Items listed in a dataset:

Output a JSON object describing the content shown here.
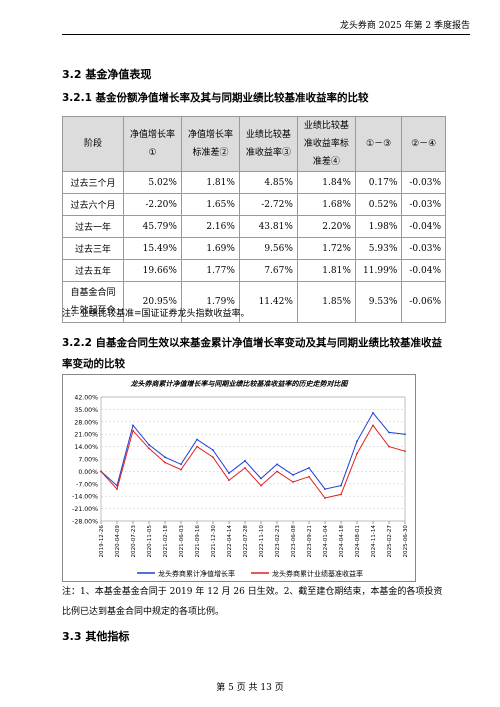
{
  "header": {
    "text": "龙头券商 2025 年第 2 季度报告"
  },
  "section_3_2": {
    "title": "3.2 基金净值表现"
  },
  "section_3_2_1": {
    "title": "3.2.1 基金份额净值增长率及其与同期业绩比较基准收益率的比较",
    "headers": [
      "阶段",
      "净值增长率\n①",
      "净值增长率\n标准差②",
      "业绩比较基\n准收益率③",
      "业绩比较基\n准收益率标\n准差④",
      "①－③",
      "②－④"
    ],
    "rows": [
      [
        "过去三个月",
        "5.02%",
        "1.81%",
        "4.85%",
        "1.84%",
        "0.17%",
        "-0.03%"
      ],
      [
        "过去六个月",
        "-2.20%",
        "1.65%",
        "-2.72%",
        "1.68%",
        "0.52%",
        "-0.03%"
      ],
      [
        "过去一年",
        "45.79%",
        "2.16%",
        "43.81%",
        "2.20%",
        "1.98%",
        "-0.04%"
      ],
      [
        "过去三年",
        "15.49%",
        "1.69%",
        "9.56%",
        "1.72%",
        "5.93%",
        "-0.03%"
      ],
      [
        "过去五年",
        "19.66%",
        "1.77%",
        "7.67%",
        "1.81%",
        "11.99%",
        "-0.04%"
      ],
      [
        "自基金合同\n生效起至今",
        "20.95%",
        "1.79%",
        "11.42%",
        "1.85%",
        "9.53%",
        "-0.06%"
      ]
    ],
    "note": "注：业绩比较基准=国证证券龙头指数收益率。"
  },
  "section_3_2_2": {
    "title": "3.2.2 自基金合同生效以来基金累计净值增长率变动及其与同期业绩比较基准收益率变动的比较"
  },
  "chart_data": {
    "type": "line",
    "title": "龙头券商累计净值增长率与同期业绩比较基准收益率的历史走势对比图",
    "ylim": [
      -28,
      42
    ],
    "yticks": [
      "42.00%",
      "35.00%",
      "28.00%",
      "21.00%",
      "14.00%",
      "7.00%",
      "0.00%",
      "-7.00%",
      "-14.00%",
      "-21.00%",
      "-28.00%"
    ],
    "x": [
      "2019-12-26",
      "2020-04-09",
      "2020-07-23",
      "2020-11-05",
      "2021-02-18",
      "2021-06-03",
      "2021-09-16",
      "2021-12-30",
      "2022-04-14",
      "2022-07-28",
      "2022-11-10",
      "2023-02-23",
      "2023-06-08",
      "2023-09-21",
      "2024-01-04",
      "2024-04-18",
      "2024-08-01",
      "2024-11-14",
      "2025-02-27",
      "2025-06-30"
    ],
    "series": [
      {
        "name": "龙头券商累计净值增长率",
        "color": "#1f3fd6",
        "values": [
          0,
          -8,
          26,
          15,
          8,
          4,
          18,
          12,
          -1,
          6,
          -4,
          4,
          -2,
          2,
          -10,
          -8,
          17,
          33,
          22,
          20.95
        ]
      },
      {
        "name": "龙头券商累计业绩基准收益率",
        "color": "#e02020",
        "values": [
          0,
          -10,
          23,
          13,
          5,
          1,
          14,
          8,
          -5,
          2,
          -8,
          0,
          -6,
          -3,
          -15,
          -13,
          10,
          26,
          14,
          11.42
        ]
      }
    ],
    "legend_position": "bottom"
  },
  "note2": "注：1、本基金基金合同于 2019 年 12 月 26 日生效。2、截至建仓期结束，本基金的各项投资比例已达到基金合同中规定的各项比例。",
  "section_3_3": {
    "title": "3.3 其他指标"
  },
  "footer": {
    "text": "第 5 页 共 13 页"
  }
}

*YOUR INSTRUCTIONS:*
Copy every single line of the material above that holds "text".

*WRITTEN RESPONSE:*
    "text": "龙头券商 2025 年第 2 季度报告"
    "text": "第 5 页 共 13 页"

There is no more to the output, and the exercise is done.